GIVEN TASK »
Scan the data below for the string "Alfaro". Copy every line where it appears.

PROVIDED ENTRIES »
• • • •

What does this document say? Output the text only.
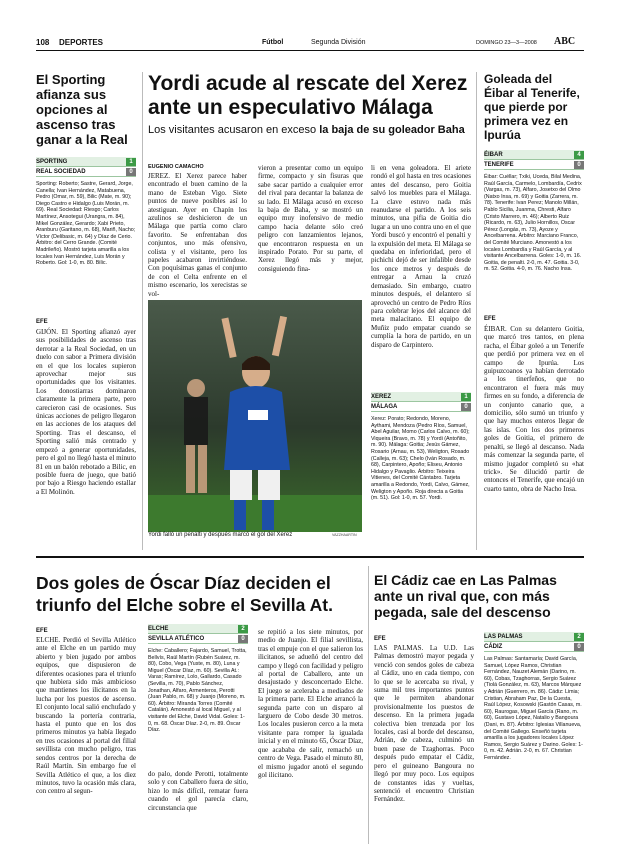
108 DEPORTES	Fútbol	Segunda División	DOMINGO 23—3—2008 ABC
El Sporting afianza sus opciones al ascenso tras ganar a la Real
SPORTING	1
REAL SOCIEDAD	0

Sporting: Roberto; Sastre, Gerard, Jorge, Canella; Ivan Hernández, Matabuena, Pedro (Omar, m. 59), Bilic (Mate, m. 90); Diego Castro e Hidalgo (Luis Morán, m. 69). Real Sociedad: Riesgo; Carlos Martínez, Ansotegui (Urangra, m. 84), Mikel González, Gerardo; Xabi Prieto, Aranburu (Garitano, m. 68), Mariñ, Nacho; Víctor (Delibasic, m. 64) y Díaz de Cerio. Árbitro: del Cerro Grande. (Comité Madrileño). Mostró tarjeta amarilla a los locales Ivan Hernández, Luis Morán y Roberto. Gol: 1-0, m. 80. Bilic.

EFE

GIJÓN. El Sporting afianzó ayer sus posibilidades de ascenso tras derrotar a la Real Sociedad, en un duelo con sabor a Primera división en el que los locales supieron aprovechar mejor sus oportunidades que los visitantes. Los donostiarras dominaron claramente la primera parte, pero carecieron casi de ocasiones. Sus únicas acciones de peligro llegaron en las acciones de los ataques del Sporting. Tras el descanso, el Sporting salió más centrado y empezó a generar oportunidades, pero el gol no llegó hasta el minuto 81 en un balón rebotado a Bilic, en posible fuera de juego, que batió por bajo a Riesgo haciendo estallar a El Molinón.

Yordi acude al rescate del Xerez ante un especulativo Málaga
Los visitantes acusaron en exceso la baja de su goleador Baha
EUGENIO CAMACHO

JEREZ. El Xerez parece haber encontrado el buen camino de la mano de Esteban Vigo. Siete puntos de nueve posibles así lo atestiguan. Ayer en Chapín los azulinos se deshicieron de un Málaga que partía como claro favorito. Se enfrentaban dos conjuntos, uno más ofensivo, colista y el visitante, pero los papeles acabaron invirtiéndose. Con poquísimas ganas el conjunto de con el Celta enfrente en el mismo escenario, los xerecistas se vol-

vieron a presentar como un equipo firme, compacto y sin fisuras que sabe sacar partido a cualquier error del rival para decantar la balanza de su lado. El Málaga acusó en exceso la baja de Baha, y se mostró un equipo muy inofensivo de medio campo hacia delante sólo creó peligro con lanzamientos lejanos, que encontraron respuesta en un inspirado Porato. Por su parte, el Xerez llegó más y mejor, consiguiendo fina-

li en vena goleadora. El ariete rondó el gol hasta en tres ocasiones antes del descanso, pero Goitia salvó los muebles para el Málaga. La clave estuvo nada más reanudarse el partido. A los seis minutos, una pifia de Goitia dio lugar a un uno contra uno en el que Yordi buscó y encontró el penalti y la expulsión del meta. El Málaga se quedaba en inferioridad, pero el pichichi dejó de ser infalible desde los once metros y después de entregar a Arnau la cruzó demasiado. Sin embargo, cuatro minutos después, el delantero sí aprovechó un centro de Pedro Ríos para celebrar lejos del alcance del meta malacitano. El equipo de Muñiz pudo empatar cuando se cumplía la hora de partido, en un disparo de Carpintero.

Yordi falló un penalti y después marcó el gol del Xerez	VAZZHAARTIN
XEREZ	1
MÁLAGA	0

Xerez: Porato; Redondo, Moreno, Aythami, Mendoza (Pedro Ríos, Samuel, Abel Aguilar, Momo (Carlos Calvo, m. 60); Viqueira (Bravo, m. 78) y Yordi (Antoñito, m. 90). Málaga: Goitia; Jesús Gámez, Rosario (Arnau, m. 53), Weligton, Rosado (Calleja, m. 63); Chelo (Iván Rosado, m. 68), Carpintero, Apoño; Eliseu, Antonio Hidalgo y Pavaglio. Árbitro: Teixeira Vitienes, del Comité Cántabro. Tarjeta amarilla a Redondo, Yordi, Calvo, Gámez, Weligton y Apoño. Roja directa a Goitia (m. 51). Gol: 1-0, m. 57. Yordi.

Goleada del Éibar al Tenerife, que pierde por primera vez en Ipurúa
ÉIBAR	4
TENERIFE	0

Éibar: Cuéllar; Txiki, Uceda, Bilal Medina, Raúl García, Carmelo, Lombardía, Cedrix (Vargas, m. 73), Alfaro, Josetxo del Olmo (Natxo Insa, m. 69) y Goitia (Zarrera, m. 78). Tenerife: Ivan Perez; Manolo Millán, Pablo Sicilia, Juanma, Chresti, Alfaro (Cristo Marrero, m. 46); Alberto Ruiz (Ricardo, m. 63), Julio Hornillos, Oscar Pérez (Longás, m. 73), Ayoze y Ancelbarrena. Árbitro: Marciano Franco, del Comité Murciano. Amonestó a los locales Lombardía y Raúl García, y al visitante Ancelbarrena. Goles: 1-0, m. 16. Goitia, de penalti. 2-0, m. 47. Goitia. 3-0, m. 52. Goitia. 4-0, m. 76. Nacho Insa.

EFE

ÉIBAR. Con su delantero Goitia, que marcó tres tantos, en plena racha, el Éibar goleó a un Tenerife que perdió por primera vez en el campo de Ipurúa. Los guipuzcoanos ya habían derrotado a los tinerfeños, que no encontraron el fuera más muy firmes en su fondo, a diferencia de un conjunto canario que, a domicilio, sólo sumó un triunfo y que hay muchos enteros llegar de las islas. Con los dos primeros goles de Goitia, el primero de penalti, se llegó al descanso. Nada más comenzar la segunda parte, el mismo jugador completó su «hat trick». Se dilucidó partir de entonces el Tenerife, que encajó un cuarto tanto, obra de Nacho Insa.

Dos goles de Óscar Díaz deciden el triunfo del Elche sobre el Sevilla At.
EFE

ELCHE. Perdió el Sevilla Atlético ante el Elche en un partido muy abierto y bien jugado por ambos equipos, que dispusieron de diferentes ocasiones para el triunfo que hubiera sido más ambicioso que mantienes los ilicitanos en la lucha por los puestos de ascenso. El conjunto local salió enchufado y buscando la portería contraria, hasta el punto que en los dos primeros minutos ya había llegado en tres ocasiones al portal del filial sevillista con mucho peligro, tras sendos centros por la derecha de Raúl Martín. Sin embargo fue el Sevilla Atlético el que, a los diez minutos, tuvo la ocasión más clara, con centro al segun-

ELCHE	2
SEVILLA ATLÉTICO	0

Elche: Caballero; Fajardo, Samuel, Trotta, Bellvís, Raúl Martín (Rubén Suárez, m. 80), Cobo, Vega (Yuste, m. 80), Luna y Miguel (Óscar Díaz, m. 60). Sevilla At.: Varas; Ramírez, Lolo, Gallardo, Casado (Sevilla, m. 70), Pablo Sánchez, Jonathan, Alfaro, Armenteros, Perotti (Juan Pablo, m. 68) y Juanjo (Moreno, m. 60). Árbitro: Miranda Torres (Comité Catalán). Amonestó al local Miguel, y al visitante del Elche, David Vidal. Goles: 1-0, m. 68. Óscar Díaz. 2-0, m. 89. Óscar Díaz.

do palo, donde Perotti, totalmente solo y con Caballero fuera de sitio, hizo lo más difícil, rematar fuera cuando el gol parecía claro, circunstancia que

se repitió a los siete minutos, por medio de Juanjo. El filial sevillista, tras el empuje con el que salieron los ilicitanos, se adueñó del centro del campo y llegó con facilidad y peligro al portal de Caballero, ante un desajustado y desconcertado Elche. El juego se aceleraba a mediados de la primera parte. El Elche arrancó la segunda parte con un disparo al larguero de Cobo desde 30 metros. Los locales pusieron cerco a la meta visitante para romper la igualada inicial y en el minuto 65, Óscar Díaz, que acababa de salir, remachó un centro de Vega. Pasado el minuto 80, el mismo jugador anotó el segundo gol ilicitano.

El Cádiz cae en Las Palmas ante un rival que, con más pegada, sale del descenso
EFE

LAS PALMAS. La U.D. Las Palmas demostró mayor pegada y venció con sendos goles de cabeza al Cádiz, uno en cada tiempo, con lo que se le acercaba su rival, y suma mil tres importantes puntos que le permiten abandonar provisionalmente los puestos de descenso. En la primera jugada colectiva bien trenzada por los locales, casi al borde del descanso, Adrián, de cabeza, culminó un buen pase de Tzaghorras. Poco después pudo empatar el Cádiz, pero el guineano Bangoura no llegó por muy poco. Los equipos de constantes idas y vueltas, sentenció el encuentro Christian Fernández.

LAS PALMAS	2
CÁDIZ	0

Las Palmas: Santamaría; David García, Samuel, López Ramos, Christian Fernández, Nauzet Alemán (Darino, m. 60), Cobas, Tzaghorras, Sergio Suárez (Tiolá González, m. 63), Marcos Márquez y Adrián (Guerrero, m. 86). Cádiz: Limia; Cristian, Abraham Paz, De la Cuesta, Raúl López, Kosowski (Gastón Casas, m. 60), Raurogas, Miguel García (Rano, m. 60), Gustavo López, Natalio y Bangoura (Dani, m. 87). Árbitro: Iglesias Villanueva, del Comité Gallego. Enseñó tarjeta amarilla a los jugadores locales López Ramos, Sergio Suárez y Darino. Goles: 1-0, m. 42. Adrián. 2-0, m. 67. Christian Fernández.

• • • •

SOLUTION TO THIS PROBLEM »
Éibar: Cuéllar; Txiki, Uceda, Bilal Medina, Raúl García, Carmelo, Lombardía, Cedrix (Vargas, m. 73), Alfaro, Josetxo del Olmo (Natxo Insa, m. 69) y Goitia (Zarrera, m. 78). Tenerife: Ivan Perez; Manolo Millán, Pablo Sicilia, Juanma, Chresti, Alfaro (Cristo Marrero, m. 46); Alberto Ruiz (Ricardo, m. 63), Julio Hornillos, Oscar Pérez (Longás, m. 73), Ayoze y Ancelbarrena. Árbitro: Marciano Franco, del Comité Murciano. Amonestó a los locales Lombardía y Raúl García, y al visitante Ancelbarrena. Goles: 1-0, m. 16. Goitia, de penalti. 2-0, m. 47. Goitia. 3-0, m. 52. Goitia. 4-0, m. 76. Nacho Insa.
Elche: Caballero; Fajardo, Samuel, Trotta, Bellvís, Raúl Martín (Rubén Suárez, m. 80), Cobo, Vega (Yuste, m. 80), Luna y Miguel (Óscar Díaz, m. 60). Sevilla At.: Varas; Ramírez, Lolo, Gallardo, Casado (Sevilla, m. 70), Pablo Sánchez, Jonathan, Alfaro, Armenteros, Perotti (Juan Pablo, m. 68) y Juanjo (Moreno, m. 60). Árbitro: Miranda Torres (Comité Catalán). Amonestó al local Miguel, y al visitante del Elche, David Vidal. Goles: 1-0, m. 68. Óscar Díaz. 2-0, m. 89. Óscar Díaz.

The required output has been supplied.